** Begin **
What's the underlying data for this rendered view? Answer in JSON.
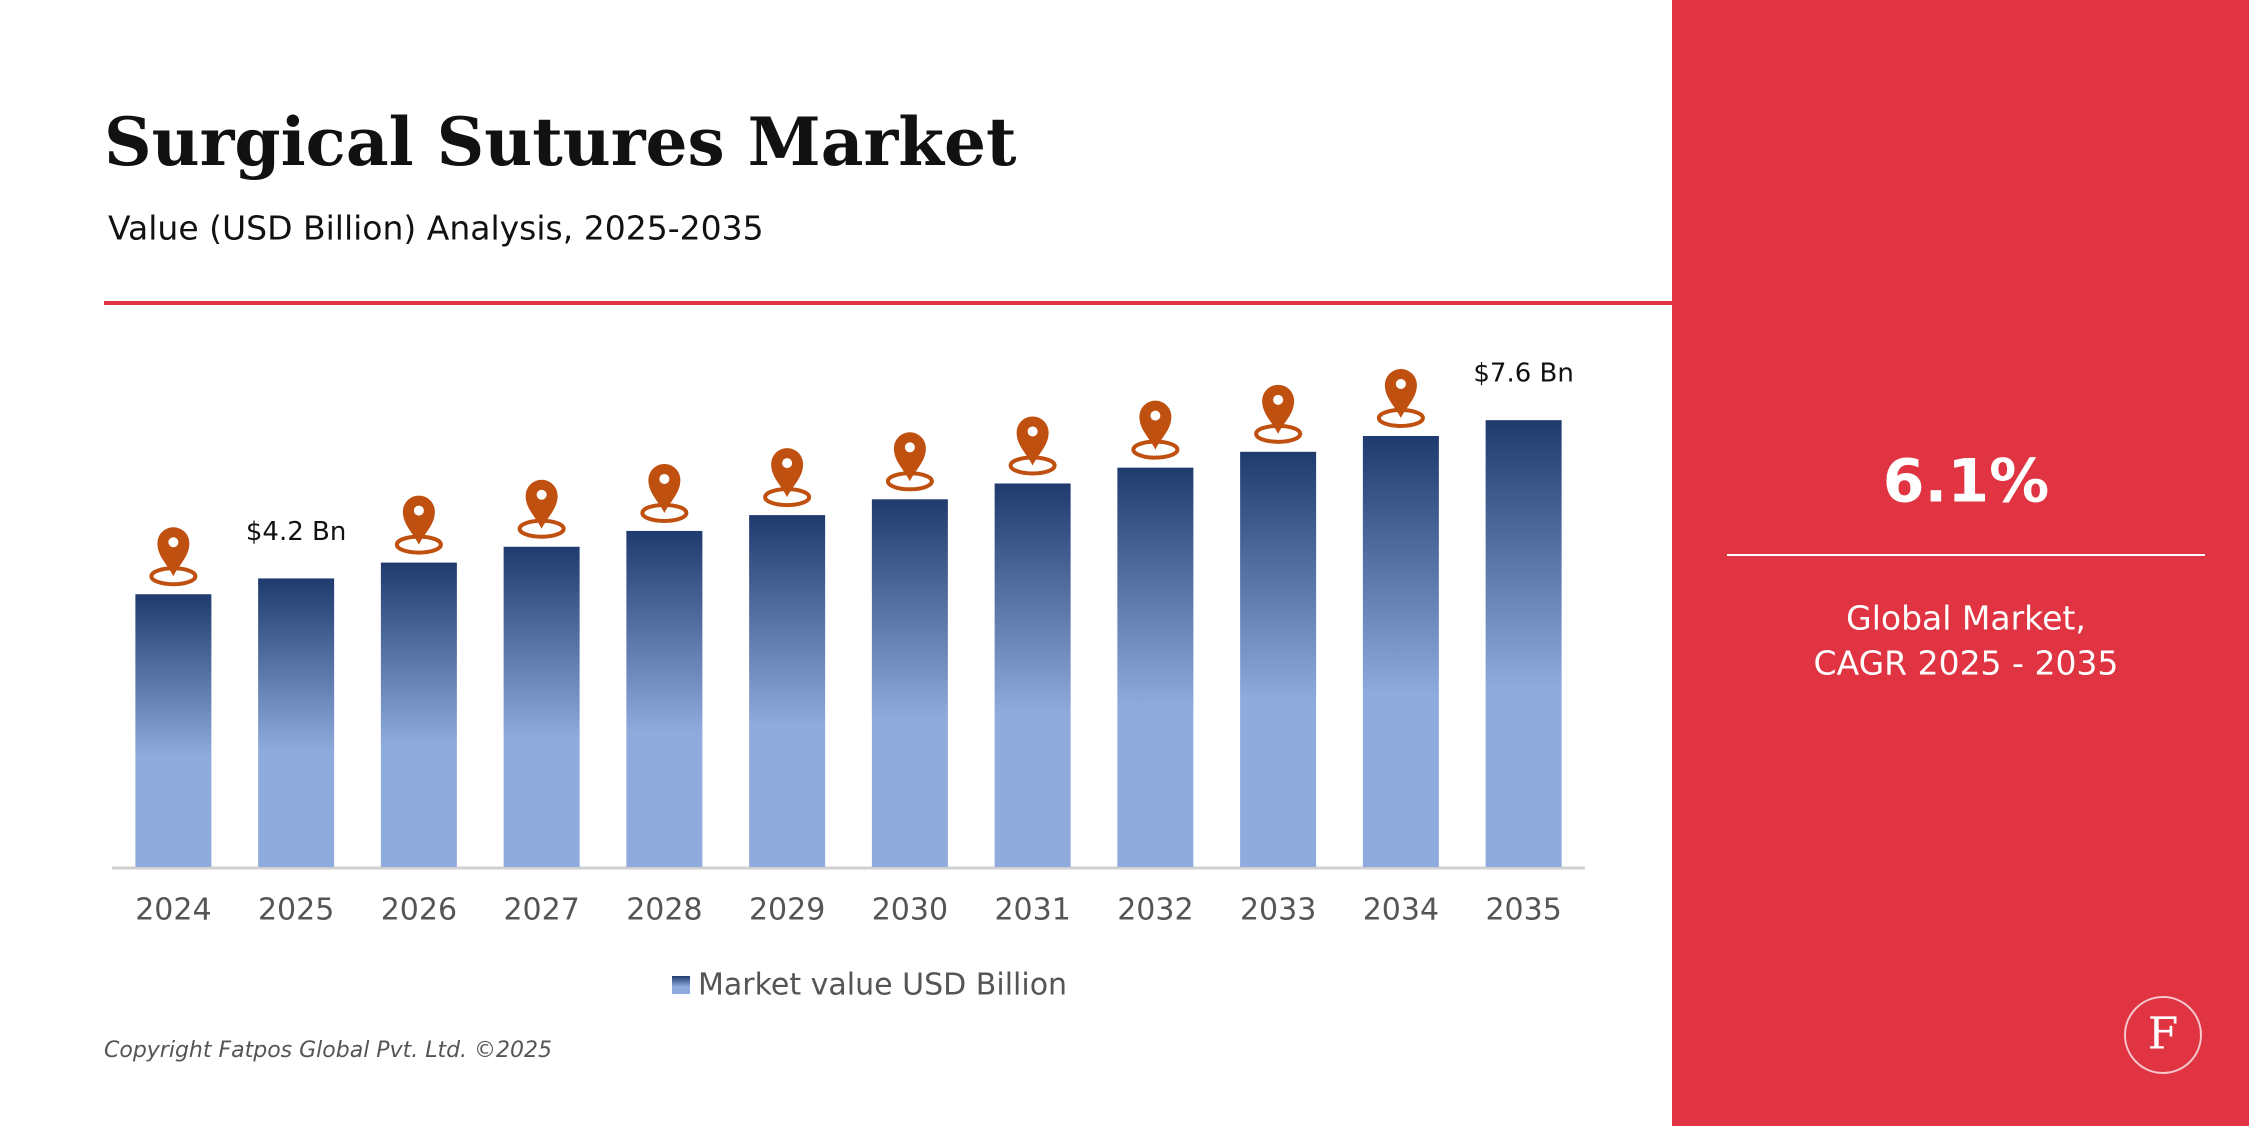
{
  "chart_data": {
    "type": "bar",
    "title": "Surgical Sutures Market",
    "subtitle": "Value (USD Billion) Analysis, 2025-2035",
    "categories": [
      "2024",
      "2025",
      "2026",
      "2027",
      "2028",
      "2029",
      "2030",
      "2031",
      "2032",
      "2033",
      "2034",
      "2035"
    ],
    "series": [
      {
        "name": "Market value USD Billion",
        "color": "#8faadc",
        "values": [
          3.86,
          4.2,
          4.54,
          4.88,
          5.22,
          5.56,
          5.9,
          6.24,
          6.58,
          6.92,
          7.26,
          7.6
        ],
        "value_labels": [
          null,
          "$4.2 Bn",
          null,
          null,
          null,
          null,
          null,
          null,
          null,
          null,
          null,
          "$7.6 Bn"
        ]
      }
    ],
    "ylim": [
      -2,
      9
    ],
    "grid": false,
    "legend": "bottom"
  },
  "panel": {
    "value": "6.1%",
    "caption": [
      "Global Market,",
      "CAGR 2025 - 2035"
    ]
  },
  "copyright": "Copyright Fatpos Global Pvt. Ltd. ©2025",
  "logo": "F"
}
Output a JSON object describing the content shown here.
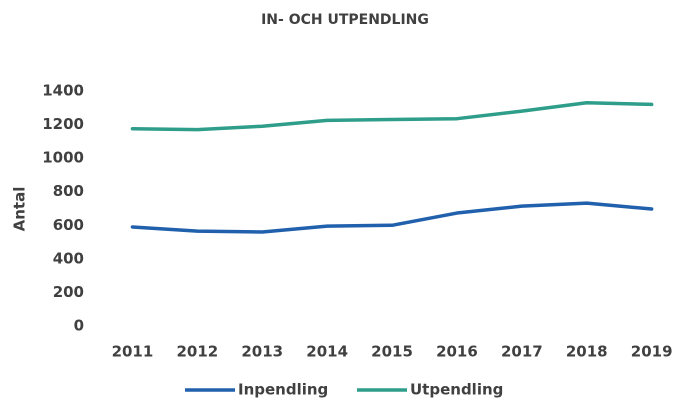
{
  "chart_data": {
    "type": "line",
    "title": "IN- OCH UTPENDLING",
    "y_label": "Antal",
    "categories": [
      "2011",
      "2012",
      "2013",
      "2014",
      "2015",
      "2016",
      "2017",
      "2018",
      "2019"
    ],
    "series": [
      {
        "name": "Inpendling",
        "color": "#2160ac",
        "values": [
          590,
          565,
          560,
          595,
          600,
          673,
          714,
          732,
          697
        ]
      },
      {
        "name": "Utpendling",
        "color": "#2e9e8a",
        "values": [
          1175,
          1170,
          1190,
          1225,
          1230,
          1235,
          1280,
          1330,
          1320
        ]
      }
    ],
    "ylim": [
      0,
      1400
    ],
    "yticks": [
      0,
      200,
      400,
      600,
      800,
      1000,
      1200,
      1400
    ],
    "grid": false,
    "legend": "bottom"
  }
}
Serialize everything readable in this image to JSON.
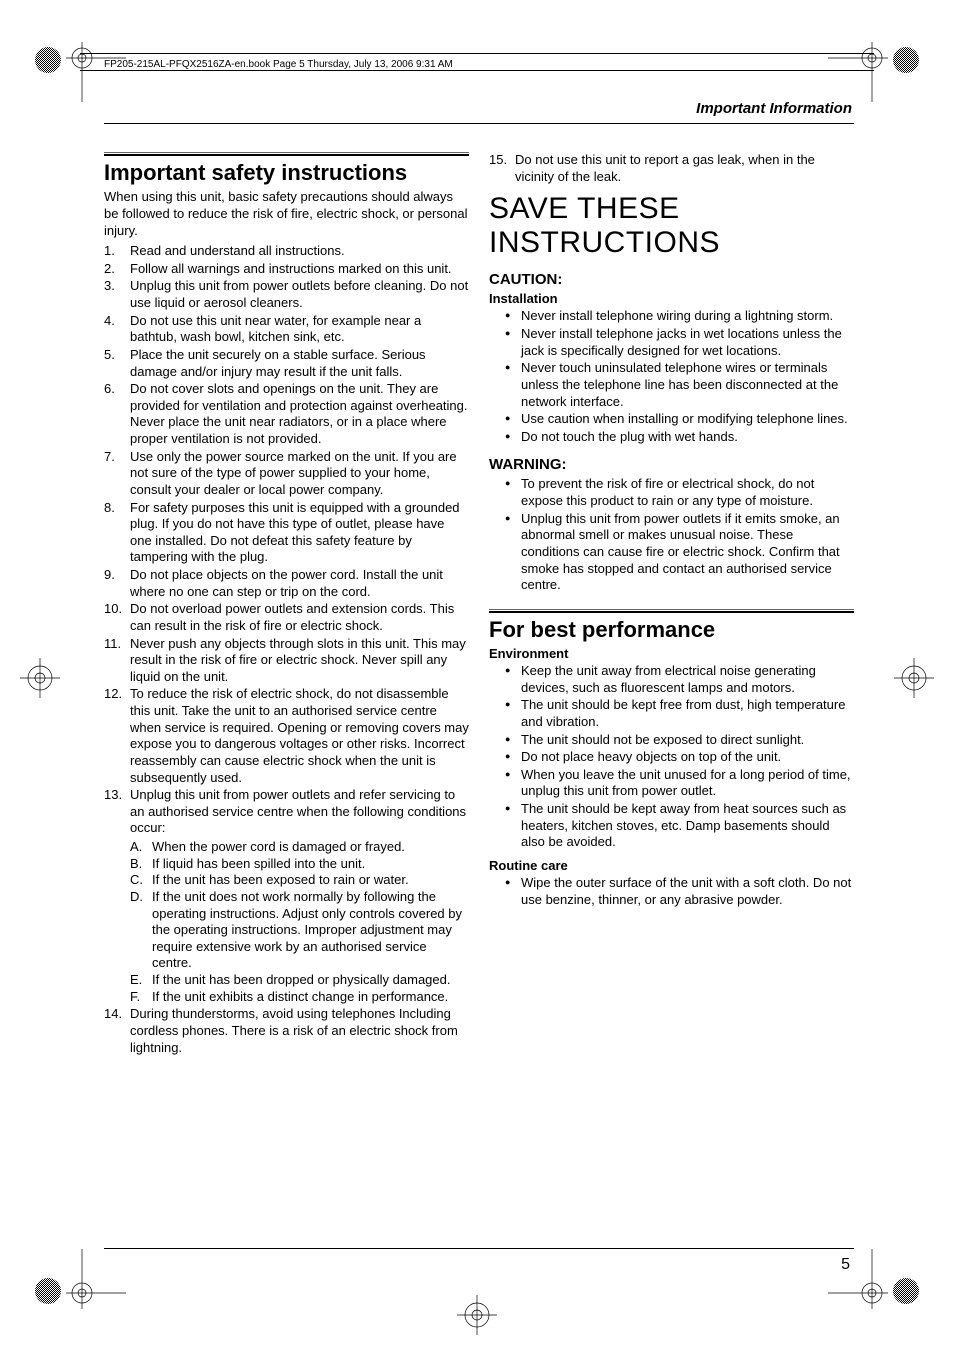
{
  "headerText": "FP205-215AL-PFQX2516ZA-en.book  Page 5  Thursday, July 13, 2006  9:31 AM",
  "pageTitle": "Important Information",
  "pageNumber": "5",
  "left": {
    "title": "Important safety instructions",
    "intro": "When using this unit, basic safety precautions should always be followed to reduce the risk of fire, electric shock, or personal injury.",
    "items": [
      {
        "n": "1.",
        "t": "Read and understand all instructions."
      },
      {
        "n": "2.",
        "t": "Follow all warnings and instructions marked on this unit."
      },
      {
        "n": "3.",
        "t": "Unplug this unit from power outlets before cleaning. Do not use liquid or aerosol cleaners."
      },
      {
        "n": "4.",
        "t": "Do not use this unit near water, for example near a bathtub, wash bowl, kitchen sink, etc."
      },
      {
        "n": "5.",
        "t": "Place the unit securely on a stable surface. Serious damage and/or injury may result if the unit falls."
      },
      {
        "n": "6.",
        "t": "Do not cover slots and openings on the unit. They are provided for ventilation and protection against overheating. Never place the unit near radiators, or in a place where proper ventilation is not provided."
      },
      {
        "n": "7.",
        "t": "Use only the power source marked on the unit. If you are not sure of the type of power supplied to your home, consult your dealer or local power company."
      },
      {
        "n": "8.",
        "t": "For safety purposes this unit is equipped with a grounded plug. If you do not have this type of outlet, please have one installed. Do not defeat this safety feature by tampering with the plug."
      },
      {
        "n": "9.",
        "t": "Do not place objects on the power cord. Install the unit where no one can step or trip on the cord."
      },
      {
        "n": "10.",
        "t": "Do not overload power outlets and extension cords. This can result in the risk of fire or electric shock."
      },
      {
        "n": "11.",
        "t": "Never push any objects through slots in this unit. This may result in the risk of fire or electric shock. Never spill any liquid on the unit."
      },
      {
        "n": "12.",
        "t": "To reduce the risk of electric shock, do not disassemble this unit. Take the unit to an authorised service centre when service is required. Opening or removing covers may expose you to dangerous voltages or other risks. Incorrect reassembly can cause electric shock when the unit is subsequently used."
      },
      {
        "n": "13.",
        "t": "Unplug this unit from power outlets and refer servicing to an authorised service centre when the following conditions occur:",
        "sub": [
          {
            "n": "A.",
            "t": "When the power cord is damaged or frayed."
          },
          {
            "n": "B.",
            "t": "If liquid has been spilled into the unit."
          },
          {
            "n": "C.",
            "t": "If the unit has been exposed to rain or water."
          },
          {
            "n": "D.",
            "t": "If the unit does not work normally by following the operating instructions. Adjust only controls covered by the operating instructions. Improper adjustment may require extensive work by an authorised service centre."
          },
          {
            "n": "E.",
            "t": "If the unit has been dropped or physically damaged."
          },
          {
            "n": "F.",
            "t": "If the unit exhibits a distinct change in performance."
          }
        ]
      },
      {
        "n": "14.",
        "t": "During thunderstorms, avoid using telephones Including cordless phones. There is a risk of an electric shock from lightning."
      }
    ]
  },
  "right": {
    "topItem": {
      "n": "15.",
      "t": "Do not use this unit to report a gas leak, when in the vicinity of the leak."
    },
    "bigTitle": "SAVE THESE INSTRUCTIONS",
    "cautionLabel": "CAUTION:",
    "installLabel": "Installation",
    "installItems": [
      "Never install telephone wiring during a lightning storm.",
      "Never install telephone jacks in wet locations unless the jack is specifically designed for wet locations.",
      "Never touch uninsulated telephone wires or terminals unless the telephone line has been disconnected at the network interface.",
      "Use caution when installing or modifying telephone lines.",
      "Do not touch the plug with wet hands."
    ],
    "warningLabel": "WARNING:",
    "warningItems": [
      "To prevent the risk of fire or electrical shock, do not expose this product to rain or any type of moisture.",
      "Unplug this unit from power outlets if it emits smoke, an abnormal smell or makes unusual noise. These conditions can cause fire or electric shock. Confirm that smoke has stopped and contact an authorised service centre."
    ],
    "perfTitle": "For best performance",
    "envLabel": "Environment",
    "envItems": [
      "Keep the unit away from electrical noise generating devices, such as fluorescent lamps and motors.",
      "The unit should be kept free from dust, high temperature and vibration.",
      "The unit should not be exposed to direct sunlight.",
      "Do not place heavy objects on top of the unit.",
      "When you leave the unit unused for a long period of time, unplug this unit from power outlet.",
      "The unit should be kept away from heat sources such as heaters, kitchen stoves, etc. Damp basements should also be avoided."
    ],
    "careLabel": "Routine care",
    "careItems": [
      "Wipe the outer surface of the unit with a soft cloth. Do not use benzine, thinner, or any abrasive powder."
    ]
  }
}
** End **
To do:
Pictures are to be left out; all else in the entries above is to be quoted exactly.

Reply to the task:
What's the underlying data for this rendered view? Answer in JSON.
{
  "chart_data": {
    "type": "bar",
    "title": "Surgical Sutures Market",
    "subtitle": "Value (USD Billion) Analysis, 2025-2035",
    "categories": [
      "2024",
      "2025",
      "2026",
      "2027",
      "2028",
      "2029",
      "2030",
      "2031",
      "2032",
      "2033",
      "2034",
      "2035"
    ],
    "series": [
      {
        "name": "Market value USD Billion",
        "color": "#8faadc",
        "values": [
          3.86,
          4.2,
          4.54,
          4.88,
          5.22,
          5.56,
          5.9,
          6.24,
          6.58,
          6.92,
          7.26,
          7.6
        ],
        "value_labels": [
          null,
          "$4.2 Bn",
          null,
          null,
          null,
          null,
          null,
          null,
          null,
          null,
          null,
          "$7.6 Bn"
        ]
      }
    ],
    "ylim": [
      -2,
      9
    ],
    "grid": false,
    "legend": "bottom"
  },
  "panel": {
    "value": "6.1%",
    "caption": [
      "Global Market,",
      "CAGR 2025 - 2035"
    ]
  },
  "copyright": "Copyright Fatpos Global Pvt. Ltd. ©2025",
  "logo": "F"
}
Output a JSON object describing the content shown here.
{
  "chart_data": {
    "type": "line",
    "title": "IN- OCH UTPENDLING",
    "y_label": "Antal",
    "categories": [
      "2011",
      "2012",
      "2013",
      "2014",
      "2015",
      "2016",
      "2017",
      "2018",
      "2019"
    ],
    "series": [
      {
        "name": "Inpendling",
        "color": "#2160ac",
        "values": [
          590,
          565,
          560,
          595,
          600,
          673,
          714,
          732,
          697
        ]
      },
      {
        "name": "Utpendling",
        "color": "#2e9e8a",
        "values": [
          1175,
          1170,
          1190,
          1225,
          1230,
          1235,
          1280,
          1330,
          1320
        ]
      }
    ],
    "ylim": [
      0,
      1400
    ],
    "yticks": [
      0,
      200,
      400,
      600,
      800,
      1000,
      1200,
      1400
    ],
    "grid": false,
    "legend": "bottom"
  }
}
Serialize everything readable in this image to JSON.
{
  "headerText": "FP205-215AL-PFQX2516ZA-en.book  Page 5  Thursday, July 13, 2006  9:31 AM",
  "pageTitle": "Important Information",
  "pageNumber": "5",
  "left": {
    "title": "Important safety instructions",
    "intro": "When using this unit, basic safety precautions should always be followed to reduce the risk of fire, electric shock, or personal injury.",
    "items": [
      {
        "n": "1.",
        "t": "Read and understand all instructions."
      },
      {
        "n": "2.",
        "t": "Follow all warnings and instructions marked on this unit."
      },
      {
        "n": "3.",
        "t": "Unplug this unit from power outlets before cleaning. Do not use liquid or aerosol cleaners."
      },
      {
        "n": "4.",
        "t": "Do not use this unit near water, for example near a bathtub, wash bowl, kitchen sink, etc."
      },
      {
        "n": "5.",
        "t": "Place the unit securely on a stable surface. Serious damage and/or injury may result if the unit falls."
      },
      {
        "n": "6.",
        "t": "Do not cover slots and openings on the unit. They are provided for ventilation and protection against overheating. Never place the unit near radiators, or in a place where proper ventilation is not provided."
      },
      {
        "n": "7.",
        "t": "Use only the power source marked on the unit. If you are not sure of the type of power supplied to your home, consult your dealer or local power company."
      },
      {
        "n": "8.",
        "t": "For safety purposes this unit is equipped with a grounded plug. If you do not have this type of outlet, please have one installed. Do not defeat this safety feature by tampering with the plug."
      },
      {
        "n": "9.",
        "t": "Do not place objects on the power cord. Install the unit where no one can step or trip on the cord."
      },
      {
        "n": "10.",
        "t": "Do not overload power outlets and extension cords. This can result in the risk of fire or electric shock."
      },
      {
        "n": "11.",
        "t": "Never push any objects through slots in this unit. This may result in the risk of fire or electric shock. Never spill any liquid on the unit."
      },
      {
        "n": "12.",
        "t": "To reduce the risk of electric shock, do not disassemble this unit. Take the unit to an authorised service centre when service is required. Opening or removing covers may expose you to dangerous voltages or other risks. Incorrect reassembly can cause electric shock when the unit is subsequently used."
      },
      {
        "n": "13.",
        "t": "Unplug this unit from power outlets and refer servicing to an authorised service centre when the following conditions occur:",
        "sub": [
          {
            "n": "A.",
            "t": "When the power cord is damaged or frayed."
          },
          {
            "n": "B.",
            "t": "If liquid has been spilled into the unit."
          },
          {
            "n": "C.",
            "t": "If the unit has been exposed to rain or water."
          },
          {
            "n": "D.",
            "t": "If the unit does not work normally by following the operating instructions. Adjust only controls covered by the operating instructions. Improper adjustment may require extensive work by an authorised service centre."
          },
          {
            "n": "E.",
            "t": "If the unit has been dropped or physically damaged."
          },
          {
            "n": "F.",
            "t": "If the unit exhibits a distinct change in performance."
          }
        ]
      },
      {
        "n": "14.",
        "t": "During thunderstorms, avoid using telephones Including cordless phones. There is a risk of an electric shock from lightning."
      }
    ]
  },
  "right": {
    "topItem": {
      "n": "15.",
      "t": "Do not use this unit to report a gas leak, when in the vicinity of the leak."
    },
    "bigTitle": "SAVE THESE INSTRUCTIONS",
    "cautionLabel": "CAUTION:",
    "installLabel": "Installation",
    "installItems": [
      "Never install telephone wiring during a lightning storm.",
      "Never install telephone jacks in wet locations unless the jack is specifically designed for wet locations.",
      "Never touch uninsulated telephone wires or terminals unless the telephone line has been disconnected at the network interface.",
      "Use caution when installing or modifying telephone lines.",
      "Do not touch the plug with wet hands."
    ],
    "warningLabel": "WARNING:",
    "warningItems": [
      "To prevent the risk of fire or electrical shock, do not expose this product to rain or any type of moisture.",
      "Unplug this unit from power outlets if it emits smoke, an abnormal smell or makes unusual noise. These conditions can cause fire or electric shock. Confirm that smoke has stopped and contact an authorised service centre."
    ],
    "perfTitle": "For best performance",
    "envLabel": "Environment",
    "envItems": [
      "Keep the unit away from electrical noise generating devices, such as fluorescent lamps and motors.",
      "The unit should be kept free from dust, high temperature and vibration.",
      "The unit should not be exposed to direct sunlight.",
      "Do not place heavy objects on top of the unit.",
      "When you leave the unit unused for a long period of time, unplug this unit from power outlet.",
      "The unit should be kept away from heat sources such as heaters, kitchen stoves, etc. Damp basements should also be avoided."
    ],
    "careLabel": "Routine care",
    "careItems": [
      "Wipe the outer surface of the unit with a soft cloth. Do not use benzine, thinner, or any abrasive powder."
    ]
  }
}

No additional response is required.